» TO DO:
Write the records below out in full, character for character, with no pictures.

» MATERIAL FOR THIS EXERCISE:
------------------------------------------------------------------------
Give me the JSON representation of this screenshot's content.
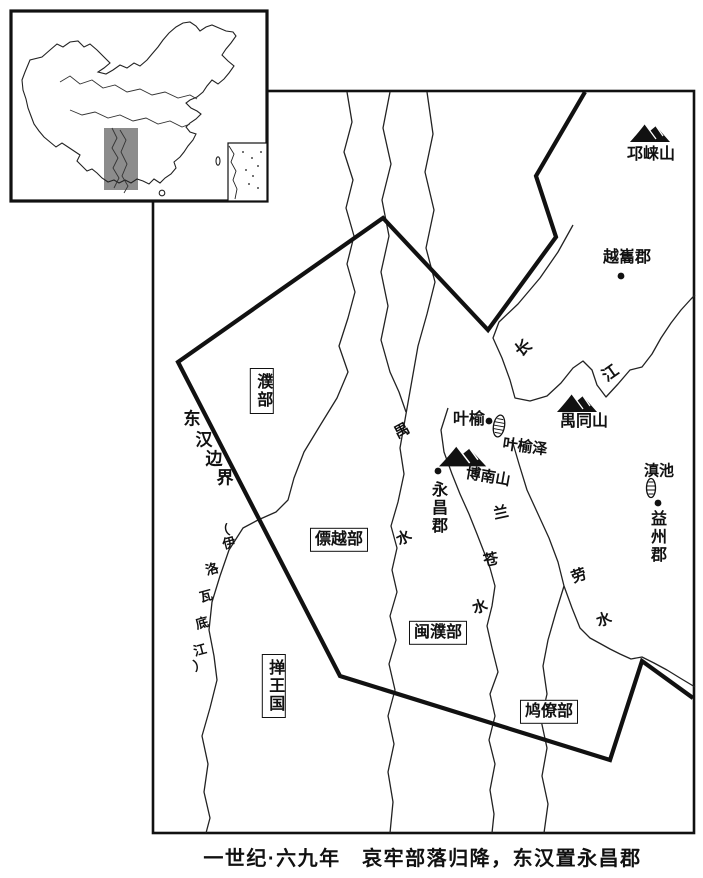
{
  "caption": "一世纪·六九年　哀牢部落归降，东汉置永昌郡",
  "border_label": [
    "东",
    "汉",
    "边",
    "界"
  ],
  "mountains": {
    "qionglai": "邛崃山",
    "yutong": "禺同山",
    "bonan": "博南山"
  },
  "settlements": {
    "yuexi": "越巂郡",
    "yeyu": "叶榆",
    "yongchang": "永昌郡",
    "yizhou": "益州郡"
  },
  "lakes": {
    "yeyuze": "叶榆泽",
    "dianchi": "滇池"
  },
  "tribes": {
    "pu": "濮部",
    "piaoyue": "僄越部",
    "minpu": "闽濮部",
    "jiuliao": "鸠僚部",
    "shan": "掸王国"
  },
  "rivers": {
    "changjiang": [
      "长",
      "江"
    ],
    "yushui": [
      "禺",
      "水"
    ],
    "lancangshui": [
      "兰",
      "苍",
      "水"
    ],
    "laoshui": [
      "劳",
      "水"
    ],
    "irrawaddy": [
      "（",
      "伊",
      "洛",
      "瓦",
      "底",
      "江",
      "）"
    ]
  },
  "colors": {
    "highlight": "#8c8c8c",
    "ink": "#111111"
  }
}
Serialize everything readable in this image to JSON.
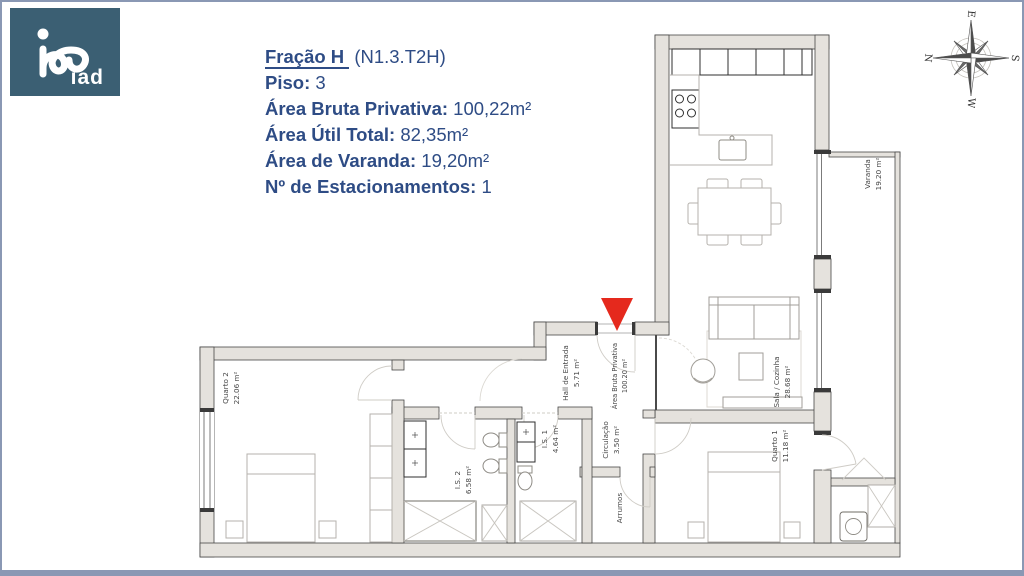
------------------------------------------------------------------------
» FULL RESPONSE:
Give me the JSON representation of this screenshot's content.
{
  "caption": "一世纪·六九年　哀牢部落归降，东汉置永昌郡",
  "border_label": [
    "东",
    "汉",
    "边",
    "界"
  ],
  "mountains": {
    "qionglai": "邛崃山",
    "yutong": "禺同山",
    "bonan": "博南山"
  },
  "settlements": {
    "yuexi": "越巂郡",
    "yeyu": "叶榆",
    "yongchang": "永昌郡",
    "yizhou": "益州郡"
  },
  "lakes": {
    "yeyuze": "叶榆泽",
    "dianchi": "滇池"
  },
  "tribes": {
    "pu": "濮部",
    "piaoyue": "僄越部",
    "minpu": "闽濮部",
    "jiuliao": "鸠僚部",
    "shan": "掸王国"
  },
  "rivers": {
    "changjiang": [
      "长",
      "江"
    ],
    "yushui": [
      "禺",
      "水"
    ],
    "lancangshui": [
      "兰",
      "苍",
      "水"
    ],
    "laoshui": [
      "劳",
      "水"
    ],
    "irrawaddy": [
      "（",
      "伊",
      "洛",
      "瓦",
      "底",
      "江",
      "）"
    ]
  },
  "colors": {
    "highlight": "#8c8c8c",
    "ink": "#111111"
  }
}
Serialize everything readable in this image to JSON.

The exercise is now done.